### Exercise goal
Reproduce all records verbatim.

### Recorded data
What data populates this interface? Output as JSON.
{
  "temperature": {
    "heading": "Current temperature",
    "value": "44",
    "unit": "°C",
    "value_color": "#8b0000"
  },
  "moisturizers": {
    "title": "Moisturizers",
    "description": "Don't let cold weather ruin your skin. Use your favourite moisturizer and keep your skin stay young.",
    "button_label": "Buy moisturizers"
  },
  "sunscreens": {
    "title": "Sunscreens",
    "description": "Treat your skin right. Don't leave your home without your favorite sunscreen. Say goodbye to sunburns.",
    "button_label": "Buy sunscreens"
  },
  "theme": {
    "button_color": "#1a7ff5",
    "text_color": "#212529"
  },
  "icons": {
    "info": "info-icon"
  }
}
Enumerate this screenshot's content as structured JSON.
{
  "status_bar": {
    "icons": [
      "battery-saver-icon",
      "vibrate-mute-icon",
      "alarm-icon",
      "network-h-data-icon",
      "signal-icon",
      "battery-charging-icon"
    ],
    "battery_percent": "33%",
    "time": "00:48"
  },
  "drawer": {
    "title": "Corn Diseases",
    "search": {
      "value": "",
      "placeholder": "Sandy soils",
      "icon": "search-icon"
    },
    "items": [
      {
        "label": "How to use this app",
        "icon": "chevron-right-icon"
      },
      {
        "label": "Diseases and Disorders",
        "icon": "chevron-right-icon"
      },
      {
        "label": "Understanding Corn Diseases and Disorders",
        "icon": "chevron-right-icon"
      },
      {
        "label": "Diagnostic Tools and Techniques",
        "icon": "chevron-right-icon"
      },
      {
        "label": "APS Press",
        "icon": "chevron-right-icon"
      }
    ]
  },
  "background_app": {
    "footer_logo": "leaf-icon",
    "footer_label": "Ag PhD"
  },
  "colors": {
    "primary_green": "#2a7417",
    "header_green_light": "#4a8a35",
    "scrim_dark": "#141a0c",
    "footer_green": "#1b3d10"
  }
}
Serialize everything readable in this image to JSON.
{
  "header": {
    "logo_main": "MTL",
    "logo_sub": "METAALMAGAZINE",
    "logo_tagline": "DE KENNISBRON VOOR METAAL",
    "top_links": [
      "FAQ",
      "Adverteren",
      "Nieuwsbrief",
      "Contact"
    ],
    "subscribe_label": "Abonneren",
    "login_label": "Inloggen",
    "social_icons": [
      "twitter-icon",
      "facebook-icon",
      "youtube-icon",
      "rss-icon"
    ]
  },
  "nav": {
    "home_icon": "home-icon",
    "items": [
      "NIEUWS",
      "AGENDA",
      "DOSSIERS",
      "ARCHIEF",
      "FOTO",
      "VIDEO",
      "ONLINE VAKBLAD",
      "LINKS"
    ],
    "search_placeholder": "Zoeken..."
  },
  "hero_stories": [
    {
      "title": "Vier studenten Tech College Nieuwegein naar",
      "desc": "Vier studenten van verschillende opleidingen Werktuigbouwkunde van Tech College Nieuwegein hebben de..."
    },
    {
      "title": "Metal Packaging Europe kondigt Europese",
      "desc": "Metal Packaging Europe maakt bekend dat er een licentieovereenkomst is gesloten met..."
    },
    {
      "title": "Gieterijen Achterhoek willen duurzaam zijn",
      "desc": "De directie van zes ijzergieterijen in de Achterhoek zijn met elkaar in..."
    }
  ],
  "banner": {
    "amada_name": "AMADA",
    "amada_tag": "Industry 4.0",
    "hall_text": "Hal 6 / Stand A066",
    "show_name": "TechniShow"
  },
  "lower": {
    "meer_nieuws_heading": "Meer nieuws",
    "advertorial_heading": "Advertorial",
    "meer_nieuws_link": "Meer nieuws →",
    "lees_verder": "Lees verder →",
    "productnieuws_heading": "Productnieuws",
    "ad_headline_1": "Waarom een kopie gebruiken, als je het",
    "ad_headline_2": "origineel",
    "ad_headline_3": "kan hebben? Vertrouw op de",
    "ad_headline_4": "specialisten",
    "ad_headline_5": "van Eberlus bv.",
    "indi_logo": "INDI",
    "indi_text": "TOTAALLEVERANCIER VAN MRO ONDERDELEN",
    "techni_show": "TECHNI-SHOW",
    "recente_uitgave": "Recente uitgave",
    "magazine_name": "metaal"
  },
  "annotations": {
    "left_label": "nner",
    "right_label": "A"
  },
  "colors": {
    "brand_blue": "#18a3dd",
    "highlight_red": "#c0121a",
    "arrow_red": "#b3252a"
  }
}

### Response to the task
What data populates this interface? Output as JSON.
{
  "temperature": {
    "heading": "Current temperature",
    "value": "44",
    "unit": "°C",
    "value_color": "#8b0000"
  },
  "moisturizers": {
    "title": "Moisturizers",
    "description": "Don't let cold weather ruin your skin. Use your favourite moisturizer and keep your skin stay young.",
    "button_label": "Buy moisturizers"
  },
  "sunscreens": {
    "title": "Sunscreens",
    "description": "Treat your skin right. Don't leave your home without your favorite sunscreen. Say goodbye to sunburns.",
    "button_label": "Buy sunscreens"
  },
  "theme": {
    "button_color": "#1a7ff5",
    "text_color": "#212529"
  },
  "icons": {
    "info": "info-icon"
  }
}
Enumerate this screenshot's content as structured JSON.
{
  "status_bar": {
    "icons": [
      "battery-saver-icon",
      "vibrate-mute-icon",
      "alarm-icon",
      "network-h-data-icon",
      "signal-icon",
      "battery-charging-icon"
    ],
    "battery_percent": "33%",
    "time": "00:48"
  },
  "drawer": {
    "title": "Corn Diseases",
    "search": {
      "value": "",
      "placeholder": "Sandy soils",
      "icon": "search-icon"
    },
    "items": [
      {
        "label": "How to use this app",
        "icon": "chevron-right-icon"
      },
      {
        "label": "Diseases and Disorders",
        "icon": "chevron-right-icon"
      },
      {
        "label": "Understanding Corn Diseases and Disorders",
        "icon": "chevron-right-icon"
      },
      {
        "label": "Diagnostic Tools and Techniques",
        "icon": "chevron-right-icon"
      },
      {
        "label": "APS Press",
        "icon": "chevron-right-icon"
      }
    ]
  },
  "background_app": {
    "footer_logo": "leaf-icon",
    "footer_label": "Ag PhD"
  },
  "colors": {
    "primary_green": "#2a7417",
    "header_green_light": "#4a8a35",
    "scrim_dark": "#141a0c",
    "footer_green": "#1b3d10"
  }
}
Serialize everything readable in this image to JSON.
{
  "header": {
    "logo_main": "MTL",
    "logo_sub": "METAALMAGAZINE",
    "logo_tagline": "DE KENNISBRON VOOR METAAL",
    "top_links": [
      "FAQ",
      "Adverteren",
      "Nieuwsbrief",
      "Contact"
    ],
    "subscribe_label": "Abonneren",
    "login_label": "Inloggen",
    "social_icons": [
      "twitter-icon",
      "facebook-icon",
      "youtube-icon",
      "rss-icon"
    ]
  },
  "nav": {
    "home_icon": "home-icon",
    "items": [
      "NIEUWS",
      "AGENDA",
      "DOSSIERS",
      "ARCHIEF",
      "FOTO",
      "VIDEO",
      "ONLINE VAKBLAD",
      "LINKS"
    ],
    "search_placeholder": "Zoeken..."
  },
  "hero_stories": [
    {
      "title": "Vier studenten Tech College Nieuwegein naar",
      "desc": "Vier studenten van verschillende opleidingen Werktuigbouwkunde van Tech College Nieuwegein hebben de..."
    },
    {
      "title": "Metal Packaging Europe kondigt Europese",
      "desc": "Metal Packaging Europe maakt bekend dat er een licentieovereenkomst is gesloten met..."
    },
    {
      "title": "Gieterijen Achterhoek willen duurzaam zijn",
      "desc": "De directie van zes ijzergieterijen in de Achterhoek zijn met elkaar in..."
    }
  ],
  "banner": {
    "amada_name": "AMADA",
    "amada_tag": "Industry 4.0",
    "hall_text": "Hal 6 / Stand A066",
    "show_name": "TechniShow"
  },
  "lower": {
    "meer_nieuws_heading": "Meer nieuws",
    "advertorial_heading": "Advertorial",
    "meer_nieuws_link": "Meer nieuws →",
    "lees_verder": "Lees verder →",
    "productnieuws_heading": "Productnieuws",
    "ad_headline_1": "Waarom een kopie gebruiken, als je het",
    "ad_headline_2": "origineel",
    "ad_headline_3": "kan hebben? Vertrouw op de",
    "ad_headline_4": "specialisten",
    "ad_headline_5": "van Eberlus bv.",
    "indi_logo": "INDI",
    "indi_text": "TOTAALLEVERANCIER VAN MRO ONDERDELEN",
    "techni_show": "TECHNI-SHOW",
    "recente_uitgave": "Recente uitgave",
    "magazine_name": "metaal"
  },
  "annotations": {
    "left_label": "nner",
    "right_label": "A"
  },
  "colors": {
    "brand_blue": "#18a3dd",
    "highlight_red": "#c0121a",
    "arrow_red": "#b3252a"
  }
}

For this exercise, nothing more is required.